[Dataset records]
◇ ◇ ◇ ◇
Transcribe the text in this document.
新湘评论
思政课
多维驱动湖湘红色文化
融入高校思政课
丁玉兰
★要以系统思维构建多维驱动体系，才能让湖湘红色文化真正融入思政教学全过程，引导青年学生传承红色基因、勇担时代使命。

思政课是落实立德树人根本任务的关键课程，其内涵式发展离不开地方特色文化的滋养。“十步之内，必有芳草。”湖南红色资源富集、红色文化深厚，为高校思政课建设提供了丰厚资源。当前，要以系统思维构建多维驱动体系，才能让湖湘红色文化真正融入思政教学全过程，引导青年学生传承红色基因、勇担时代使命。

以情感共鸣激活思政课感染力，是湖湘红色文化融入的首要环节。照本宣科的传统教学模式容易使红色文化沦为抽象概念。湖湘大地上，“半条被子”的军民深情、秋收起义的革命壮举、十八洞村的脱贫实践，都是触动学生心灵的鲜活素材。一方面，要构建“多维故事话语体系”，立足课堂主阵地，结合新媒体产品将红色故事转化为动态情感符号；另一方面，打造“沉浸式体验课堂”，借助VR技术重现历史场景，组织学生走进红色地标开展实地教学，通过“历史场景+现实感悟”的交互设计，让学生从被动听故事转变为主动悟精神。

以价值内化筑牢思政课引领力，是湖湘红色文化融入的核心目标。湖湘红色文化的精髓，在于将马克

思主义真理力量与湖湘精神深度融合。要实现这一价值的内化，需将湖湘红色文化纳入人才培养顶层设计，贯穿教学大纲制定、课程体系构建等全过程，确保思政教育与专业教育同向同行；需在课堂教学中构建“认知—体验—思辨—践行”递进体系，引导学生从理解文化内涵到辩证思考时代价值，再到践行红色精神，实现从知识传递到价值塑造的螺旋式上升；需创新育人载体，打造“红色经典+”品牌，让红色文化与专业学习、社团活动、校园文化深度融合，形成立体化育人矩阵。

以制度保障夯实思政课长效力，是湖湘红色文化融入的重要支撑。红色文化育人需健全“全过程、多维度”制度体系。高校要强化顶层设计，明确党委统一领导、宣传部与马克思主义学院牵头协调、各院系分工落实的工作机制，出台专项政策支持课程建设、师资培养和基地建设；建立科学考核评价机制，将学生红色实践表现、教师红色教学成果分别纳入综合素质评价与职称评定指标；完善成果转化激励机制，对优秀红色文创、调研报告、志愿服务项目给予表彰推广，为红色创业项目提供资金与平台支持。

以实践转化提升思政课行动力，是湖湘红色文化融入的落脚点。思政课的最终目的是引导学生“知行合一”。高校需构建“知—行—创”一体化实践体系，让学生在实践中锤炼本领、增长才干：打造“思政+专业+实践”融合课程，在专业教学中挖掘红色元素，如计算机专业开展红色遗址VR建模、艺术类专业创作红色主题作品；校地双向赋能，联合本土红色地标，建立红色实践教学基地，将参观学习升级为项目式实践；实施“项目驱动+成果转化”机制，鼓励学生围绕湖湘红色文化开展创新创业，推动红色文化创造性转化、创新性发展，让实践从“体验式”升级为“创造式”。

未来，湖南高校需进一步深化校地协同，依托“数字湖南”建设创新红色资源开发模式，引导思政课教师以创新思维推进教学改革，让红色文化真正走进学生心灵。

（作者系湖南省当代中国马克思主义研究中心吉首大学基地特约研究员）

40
◇ ◇ ◇ ◇
• _WRITTEN INSTRUCTION_
Retype the data exactly as given.

• _RESULT FOR THIS TASK_
Transcribe the text in this document.
新湘评论
思政课
多维驱动湖湘红色文化
融入高校思政课
丁玉兰
★要以系统思维构建多维驱动体系，才能让湖湘红色文化真正融入思政教学全过程，引导青年学生传承红色基因、勇担时代使命。

思政课是落实立德树人根本任务的关键课程，其内涵式发展离不开地方特色文化的滋养。“十步之内，必有芳草。”湖南红色资源富集、红色文化深厚，为高校思政课建设提供了丰厚资源。当前，要以系统思维构建多维驱动体系，才能让湖湘红色文化真正融入思政教学全过程，引导青年学生传承红色基因、勇担时代使命。

以情感共鸣激活思政课感染力，是湖湘红色文化融入的首要环节。照本宣科的传统教学模式容易使红色文化沦为抽象概念。湖湘大地上，“半条被子”的军民深情、秋收起义的革命壮举、十八洞村的脱贫实践，都是触动学生心灵的鲜活素材。一方面，要构建“多维故事话语体系”，立足课堂主阵地，结合新媒体产品将红色故事转化为动态情感符号；另一方面，打造“沉浸式体验课堂”，借助VR技术重现历史场景，组织学生走进红色地标开展实地教学，通过“历史场景+现实感悟”的交互设计，让学生从被动听故事转变为主动悟精神。

以价值内化筑牢思政课引领力，是湖湘红色文化融入的核心目标。湖湘红色文化的精髓，在于将马克

思主义真理力量与湖湘精神深度融合。要实现这一价值的内化，需将湖湘红色文化纳入人才培养顶层设计，贯穿教学大纲制定、课程体系构建等全过程，确保思政教育与专业教育同向同行；需在课堂教学中构建“认知—体验—思辨—践行”递进体系，引导学生从理解文化内涵到辩证思考时代价值，再到践行红色精神，实现从知识传递到价值塑造的螺旋式上升；需创新育人载体，打造“红色经典+”品牌，让红色文化与专业学习、社团活动、校园文化深度融合，形成立体化育人矩阵。

以制度保障夯实思政课长效力，是湖湘红色文化融入的重要支撑。红色文化育人需健全“全过程、多维度”制度体系。高校要强化顶层设计，明确党委统一领导、宣传部与马克思主义学院牵头协调、各院系分工落实的工作机制，出台专项政策支持课程建设、师资培养和基地建设；建立科学考核评价机制，将学生红色实践表现、教师红色教学成果分别纳入综合素质评价与职称评定指标；完善成果转化激励机制，对优秀红色文创、调研报告、志愿服务项目给予表彰推广，为红色创业项目提供资金与平台支持。

以实践转化提升思政课行动力，是湖湘红色文化融入的落脚点。思政课的最终目的是引导学生“知行合一”。高校需构建“知—行—创”一体化实践体系，让学生在实践中锤炼本领、增长才干：打造“思政+专业+实践”融合课程，在专业教学中挖掘红色元素，如计算机专业开展红色遗址VR建模、艺术类专业创作红色主题作品；校地双向赋能，联合本土红色地标，建立红色实践教学基地，将参观学习升级为项目式实践；实施“项目驱动+成果转化”机制，鼓励学生围绕湖湘红色文化开展创新创业，推动红色文化创造性转化、创新性发展，让实践从“体验式”升级为“创造式”。

未来，湖南高校需进一步深化校地协同，依托“数字湖南”建设创新红色资源开发模式，引导思政课教师以创新思维推进教学改革，让红色文化真正走进学生心灵。

（作者系湖南省当代中国马克思主义研究中心吉首大学基地特约研究员）

40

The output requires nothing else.